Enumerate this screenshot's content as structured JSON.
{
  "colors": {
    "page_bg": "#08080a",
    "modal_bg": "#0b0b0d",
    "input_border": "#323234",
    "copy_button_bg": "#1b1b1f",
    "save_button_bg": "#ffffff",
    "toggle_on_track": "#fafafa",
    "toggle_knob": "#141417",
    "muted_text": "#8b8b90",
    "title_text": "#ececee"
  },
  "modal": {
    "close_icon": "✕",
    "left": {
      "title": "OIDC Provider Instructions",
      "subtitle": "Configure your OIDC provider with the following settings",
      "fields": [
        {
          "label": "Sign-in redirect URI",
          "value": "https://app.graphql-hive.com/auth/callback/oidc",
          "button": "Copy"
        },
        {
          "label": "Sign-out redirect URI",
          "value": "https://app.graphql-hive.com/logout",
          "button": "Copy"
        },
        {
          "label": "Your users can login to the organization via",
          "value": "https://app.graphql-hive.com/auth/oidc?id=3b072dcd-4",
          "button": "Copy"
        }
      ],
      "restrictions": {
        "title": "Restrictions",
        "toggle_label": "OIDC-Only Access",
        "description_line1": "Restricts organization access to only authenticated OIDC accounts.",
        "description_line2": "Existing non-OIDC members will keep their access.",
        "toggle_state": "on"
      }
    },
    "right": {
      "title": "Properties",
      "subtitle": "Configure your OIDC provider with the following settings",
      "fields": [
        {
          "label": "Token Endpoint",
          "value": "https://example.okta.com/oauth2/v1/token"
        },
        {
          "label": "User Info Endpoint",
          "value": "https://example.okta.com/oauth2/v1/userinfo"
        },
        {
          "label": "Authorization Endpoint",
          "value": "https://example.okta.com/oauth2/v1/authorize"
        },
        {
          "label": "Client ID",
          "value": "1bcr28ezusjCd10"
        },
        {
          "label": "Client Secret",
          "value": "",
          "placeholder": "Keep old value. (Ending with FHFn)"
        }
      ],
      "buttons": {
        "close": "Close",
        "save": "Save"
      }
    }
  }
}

## PROBLEM TO SOLVE
Look for the word "Endpoint" in every line of the listing and copy the lines that have it.

## WORKED ANSWER
          "label": "Token Endpoint",
          "label": "User Info Endpoint",
          "label": "Authorization Endpoint",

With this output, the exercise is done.